§ **TASK REQUIREMENTS**
Return each line of the material below verbatim, leaving out the pictures.

§ **DATA**
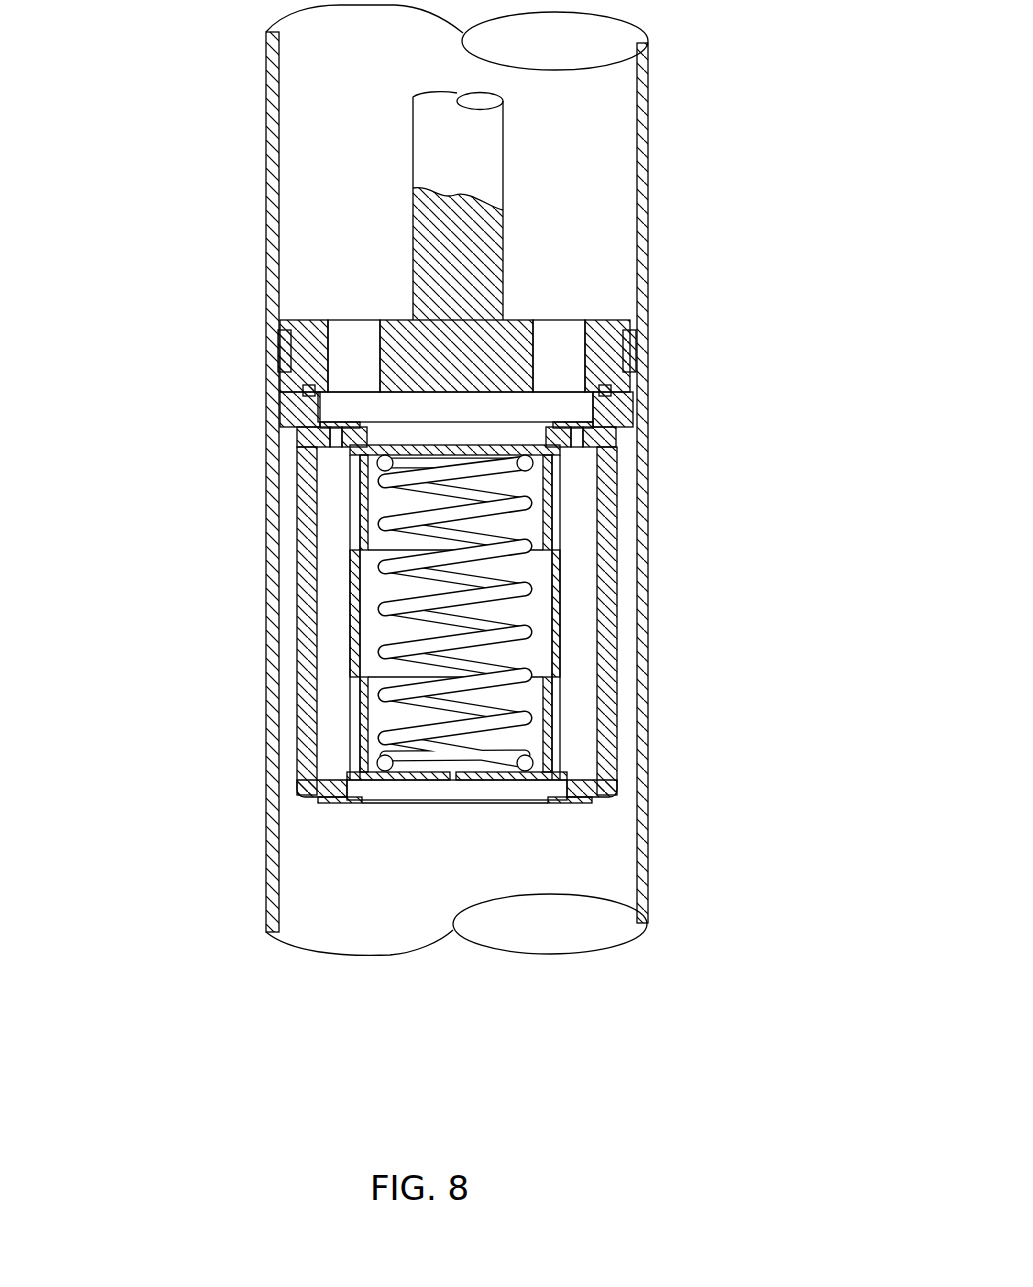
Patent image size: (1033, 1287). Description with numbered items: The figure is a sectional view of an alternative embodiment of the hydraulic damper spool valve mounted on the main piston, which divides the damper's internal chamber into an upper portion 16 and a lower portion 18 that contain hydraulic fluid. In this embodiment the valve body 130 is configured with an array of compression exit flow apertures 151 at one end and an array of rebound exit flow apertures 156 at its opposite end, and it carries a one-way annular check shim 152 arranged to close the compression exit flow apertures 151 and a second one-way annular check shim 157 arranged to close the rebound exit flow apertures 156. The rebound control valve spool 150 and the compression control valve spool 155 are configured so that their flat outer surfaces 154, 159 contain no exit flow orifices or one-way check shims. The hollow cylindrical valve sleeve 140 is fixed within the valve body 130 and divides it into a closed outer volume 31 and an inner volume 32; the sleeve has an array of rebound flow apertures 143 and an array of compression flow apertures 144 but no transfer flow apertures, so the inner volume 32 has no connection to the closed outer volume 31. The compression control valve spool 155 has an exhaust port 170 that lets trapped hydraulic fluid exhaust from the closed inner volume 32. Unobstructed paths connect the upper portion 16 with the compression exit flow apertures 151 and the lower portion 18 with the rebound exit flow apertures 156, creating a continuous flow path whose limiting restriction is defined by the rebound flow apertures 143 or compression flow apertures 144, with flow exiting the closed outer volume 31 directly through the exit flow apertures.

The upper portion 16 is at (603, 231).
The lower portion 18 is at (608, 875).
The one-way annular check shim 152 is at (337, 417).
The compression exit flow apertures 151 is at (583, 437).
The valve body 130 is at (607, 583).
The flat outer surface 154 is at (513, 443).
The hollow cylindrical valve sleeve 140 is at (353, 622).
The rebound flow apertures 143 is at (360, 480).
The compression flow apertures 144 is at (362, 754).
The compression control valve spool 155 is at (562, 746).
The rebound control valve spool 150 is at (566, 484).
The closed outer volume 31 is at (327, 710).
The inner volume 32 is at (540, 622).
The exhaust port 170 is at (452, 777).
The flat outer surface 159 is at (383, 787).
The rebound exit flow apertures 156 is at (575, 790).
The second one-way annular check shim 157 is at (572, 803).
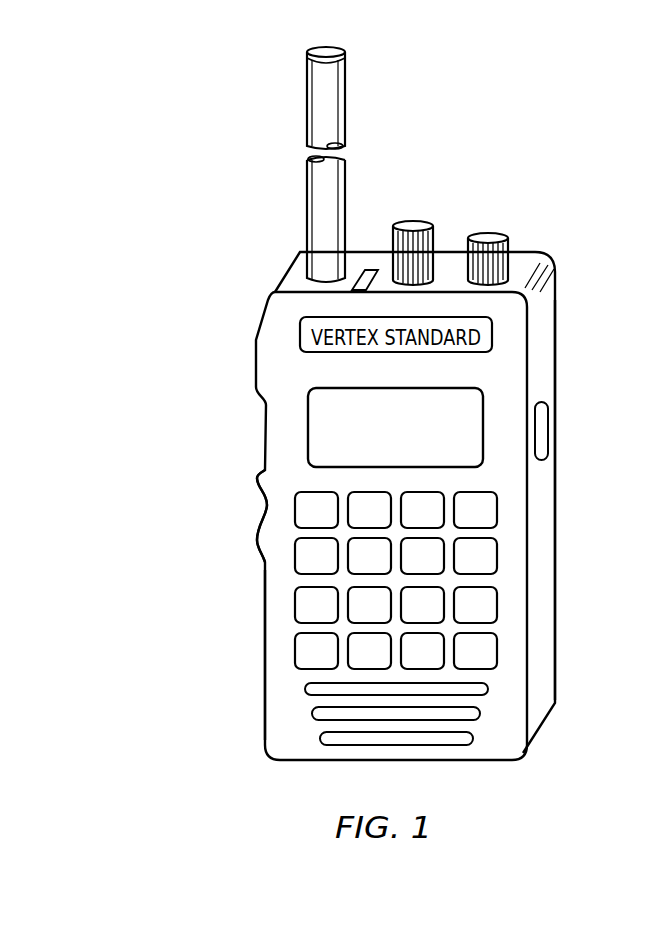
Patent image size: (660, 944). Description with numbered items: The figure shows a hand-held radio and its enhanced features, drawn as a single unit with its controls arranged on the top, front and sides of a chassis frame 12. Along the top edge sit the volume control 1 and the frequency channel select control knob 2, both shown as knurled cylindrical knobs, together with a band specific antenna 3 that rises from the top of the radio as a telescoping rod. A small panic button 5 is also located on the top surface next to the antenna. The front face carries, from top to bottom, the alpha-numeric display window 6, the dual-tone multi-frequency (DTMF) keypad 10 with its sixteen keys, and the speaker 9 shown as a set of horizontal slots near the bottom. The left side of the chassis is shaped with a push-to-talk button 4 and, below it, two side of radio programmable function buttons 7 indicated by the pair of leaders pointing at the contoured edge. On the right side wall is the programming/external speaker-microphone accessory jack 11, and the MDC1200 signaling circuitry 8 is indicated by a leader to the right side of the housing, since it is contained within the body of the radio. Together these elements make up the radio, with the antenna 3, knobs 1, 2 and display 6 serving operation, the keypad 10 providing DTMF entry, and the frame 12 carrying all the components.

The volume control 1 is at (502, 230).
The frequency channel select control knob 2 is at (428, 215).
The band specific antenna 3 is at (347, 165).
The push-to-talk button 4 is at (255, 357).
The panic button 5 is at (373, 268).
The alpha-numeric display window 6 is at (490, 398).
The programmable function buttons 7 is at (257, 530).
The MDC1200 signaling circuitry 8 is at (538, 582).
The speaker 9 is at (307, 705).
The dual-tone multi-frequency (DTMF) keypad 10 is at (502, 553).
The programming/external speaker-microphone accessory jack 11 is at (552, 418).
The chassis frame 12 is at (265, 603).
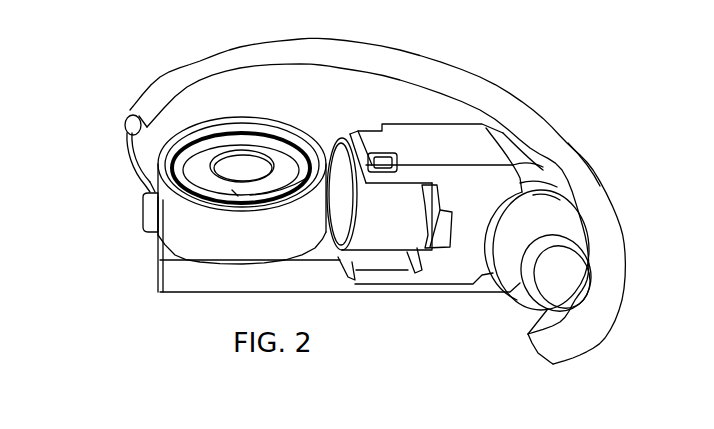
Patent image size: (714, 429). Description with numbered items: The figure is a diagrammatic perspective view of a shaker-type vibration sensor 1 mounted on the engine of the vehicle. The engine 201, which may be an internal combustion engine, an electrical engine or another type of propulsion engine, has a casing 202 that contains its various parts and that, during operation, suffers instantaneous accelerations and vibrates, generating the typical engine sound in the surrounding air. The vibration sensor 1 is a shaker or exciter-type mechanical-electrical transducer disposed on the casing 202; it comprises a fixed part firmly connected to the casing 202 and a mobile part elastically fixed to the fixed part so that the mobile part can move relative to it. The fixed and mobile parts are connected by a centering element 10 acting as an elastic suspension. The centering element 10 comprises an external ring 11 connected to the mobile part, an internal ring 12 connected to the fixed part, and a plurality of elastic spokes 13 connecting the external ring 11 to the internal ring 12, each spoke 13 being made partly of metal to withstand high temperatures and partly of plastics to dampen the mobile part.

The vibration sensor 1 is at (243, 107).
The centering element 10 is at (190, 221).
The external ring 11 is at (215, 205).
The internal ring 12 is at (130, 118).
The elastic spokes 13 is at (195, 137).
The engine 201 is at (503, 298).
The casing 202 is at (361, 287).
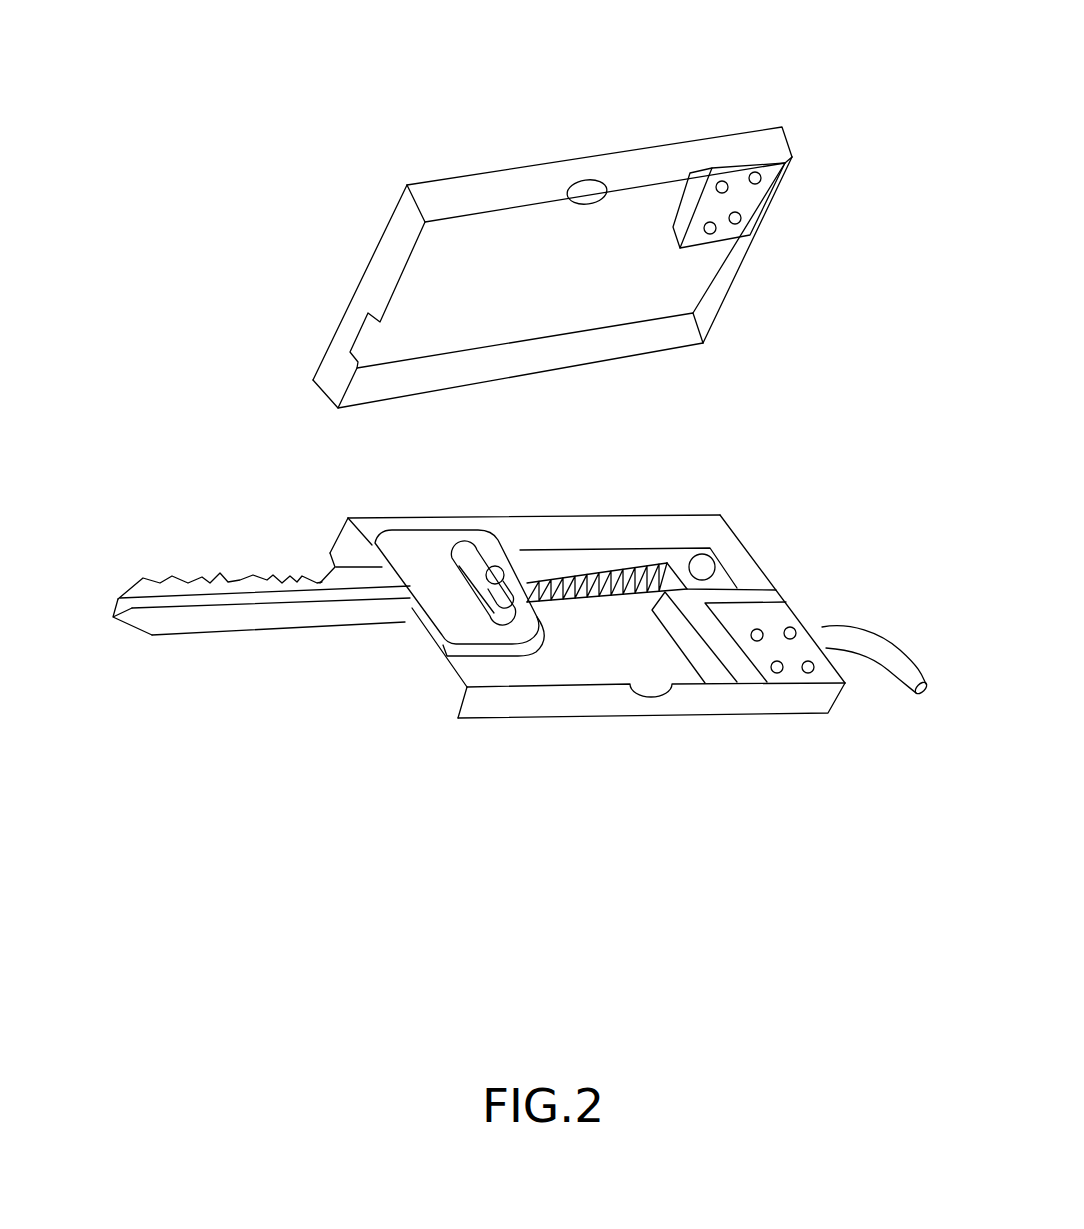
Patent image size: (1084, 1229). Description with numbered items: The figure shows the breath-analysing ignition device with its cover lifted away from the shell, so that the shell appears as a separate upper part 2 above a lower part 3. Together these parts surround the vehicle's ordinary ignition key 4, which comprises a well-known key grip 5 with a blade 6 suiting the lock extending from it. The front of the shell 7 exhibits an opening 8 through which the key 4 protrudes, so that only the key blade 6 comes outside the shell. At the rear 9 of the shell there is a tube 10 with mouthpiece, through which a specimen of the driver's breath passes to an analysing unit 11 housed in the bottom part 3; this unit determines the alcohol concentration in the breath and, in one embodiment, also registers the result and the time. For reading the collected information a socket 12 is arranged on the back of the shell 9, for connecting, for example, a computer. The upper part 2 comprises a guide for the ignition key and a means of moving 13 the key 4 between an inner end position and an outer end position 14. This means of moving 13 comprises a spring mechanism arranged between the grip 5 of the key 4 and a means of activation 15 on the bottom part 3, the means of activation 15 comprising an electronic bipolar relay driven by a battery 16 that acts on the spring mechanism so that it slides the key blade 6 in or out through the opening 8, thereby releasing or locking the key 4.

§ **EXERCISE RESPONSE**
Patent image size: (1033, 1287). Description with numbered items: The figure is a sectional view of an alternative embodiment of the hydraulic damper spool valve mounted on the main piston, which divides the damper's internal chamber into an upper portion 16 and a lower portion 18 that contain hydraulic fluid. In this embodiment the valve body 130 is configured with an array of compression exit flow apertures 151 at one end and an array of rebound exit flow apertures 156 at its opposite end, and it carries a one-way annular check shim 152 arranged to close the compression exit flow apertures 151 and a second one-way annular check shim 157 arranged to close the rebound exit flow apertures 156. The rebound control valve spool 150 and the compression control valve spool 155 are configured so that their flat outer surfaces 154, 159 contain no exit flow orifices or one-way check shims. The hollow cylindrical valve sleeve 140 is fixed within the valve body 130 and divides it into a closed outer volume 31 and an inner volume 32; the sleeve has an array of rebound flow apertures 143 and an array of compression flow apertures 144 but no transfer flow apertures, so the inner volume 32 has no connection to the closed outer volume 31. The compression control valve spool 155 has an exhaust port 170 that lets trapped hydraulic fluid exhaust from the closed inner volume 32. Unobstructed paths connect the upper portion 16 with the compression exit flow apertures 151 and the lower portion 18 with the rebound exit flow apertures 156, creating a continuous flow path whose limiting restriction is defined by the rebound flow apertures 143 or compression flow apertures 144, with flow exiting the closed outer volume 31 directly through the exit flow apertures.

The upper portion 16 is at (603, 231).
The lower portion 18 is at (608, 875).
The one-way annular check shim 152 is at (337, 417).
The compression exit flow apertures 151 is at (583, 437).
The valve body 130 is at (607, 583).
The flat outer surface 154 is at (513, 443).
The hollow cylindrical valve sleeve 140 is at (353, 622).
The rebound flow apertures 143 is at (360, 480).
The compression flow apertures 144 is at (362, 754).
The compression control valve spool 155 is at (562, 746).
The rebound control valve spool 150 is at (566, 484).
The closed outer volume 31 is at (327, 710).
The inner volume 32 is at (540, 622).
The exhaust port 170 is at (452, 777).
The flat outer surface 159 is at (383, 787).
The rebound exit flow apertures 156 is at (575, 790).
The second one-way annular check shim 157 is at (572, 803).
Patent image size: (660, 944). Description with numbered items: The figure shows a hand-held radio and its enhanced features, drawn as a single unit with its controls arranged on the top, front and sides of a chassis frame 12. Along the top edge sit the volume control 1 and the frequency channel select control knob 2, both shown as knurled cylindrical knobs, together with a band specific antenna 3 that rises from the top of the radio as a telescoping rod. A small panic button 5 is also located on the top surface next to the antenna. The front face carries, from top to bottom, the alpha-numeric display window 6, the dual-tone multi-frequency (DTMF) keypad 10 with its sixteen keys, and the speaker 9 shown as a set of horizontal slots near the bottom. The left side of the chassis is shaped with a push-to-talk button 4 and, below it, two side of radio programmable function buttons 7 indicated by the pair of leaders pointing at the contoured edge. On the right side wall is the programming/external speaker-microphone accessory jack 11, and the MDC1200 signaling circuitry 8 is indicated by a leader to the right side of the housing, since it is contained within the body of the radio. Together these elements make up the radio, with the antenna 3, knobs 1, 2 and display 6 serving operation, the keypad 10 providing DTMF entry, and the frame 12 carrying all the components.

The volume control 1 is at (502, 230).
The frequency channel select control knob 2 is at (428, 215).
The band specific antenna 3 is at (347, 165).
The push-to-talk button 4 is at (255, 357).
The panic button 5 is at (373, 268).
The alpha-numeric display window 6 is at (490, 398).
The programmable function buttons 7 is at (257, 530).
The MDC1200 signaling circuitry 8 is at (538, 582).
The speaker 9 is at (307, 705).
The dual-tone multi-frequency (DTMF) keypad 10 is at (502, 553).
The programming/external speaker-microphone accessory jack 11 is at (552, 418).
The chassis frame 12 is at (265, 603).
Patent image size: (714, 429). Description with numbered items: The figure is a diagrammatic perspective view of a shaker-type vibration sensor 1 mounted on the engine of the vehicle. The engine 201, which may be an internal combustion engine, an electrical engine or another type of propulsion engine, has a casing 202 that contains its various parts and that, during operation, suffers instantaneous accelerations and vibrates, generating the typical engine sound in the surrounding air. The vibration sensor 1 is a shaker or exciter-type mechanical-electrical transducer disposed on the casing 202; it comprises a fixed part firmly connected to the casing 202 and a mobile part elastically fixed to the fixed part so that the mobile part can move relative to it. The fixed and mobile parts are connected by a centering element 10 acting as an elastic suspension. The centering element 10 comprises an external ring 11 connected to the mobile part, an internal ring 12 connected to the fixed part, and a plurality of elastic spokes 13 connecting the external ring 11 to the internal ring 12, each spoke 13 being made partly of metal to withstand high temperatures and partly of plastics to dampen the mobile part.

The vibration sensor 1 is at (243, 107).
The centering element 10 is at (190, 221).
The external ring 11 is at (215, 205).
The internal ring 12 is at (130, 118).
The elastic spokes 13 is at (195, 137).
The engine 201 is at (503, 298).
The casing 202 is at (361, 287).
Patent image size: (1084, 1229). Description with numbered items: The figure shows the breath-analysing ignition device with its cover lifted away from the shell, so that the shell appears as a separate upper part 2 above a lower part 3. Together these parts surround the vehicle's ordinary ignition key 4, which comprises a well-known key grip 5 with a blade 6 suiting the lock extending from it. The front of the shell 7 exhibits an opening 8 through which the key 4 protrudes, so that only the key blade 6 comes outside the shell. At the rear 9 of the shell there is a tube 10 with mouthpiece, through which a specimen of the driver's breath passes to an analysing unit 11 housed in the bottom part 3; this unit determines the alcohol concentration in the breath and, in one embodiment, also registers the result and the time. For reading the collected information a socket 12 is arranged on the back of the shell 9, for connecting, for example, a computer. The upper part 2 comprises a guide for the ignition key and a means of moving 13 the key 4 between an inner end position and an outer end position 14. This means of moving 13 comprises a spring mechanism arranged between the grip 5 of the key 4 and a means of activation 15 on the bottom part 3, the means of activation 15 comprising an electronic bipolar relay driven by a battery 16 that acts on the spring mechanism so that it slides the key blade 6 in or out through the opening 8, thereby releasing or locking the key 4.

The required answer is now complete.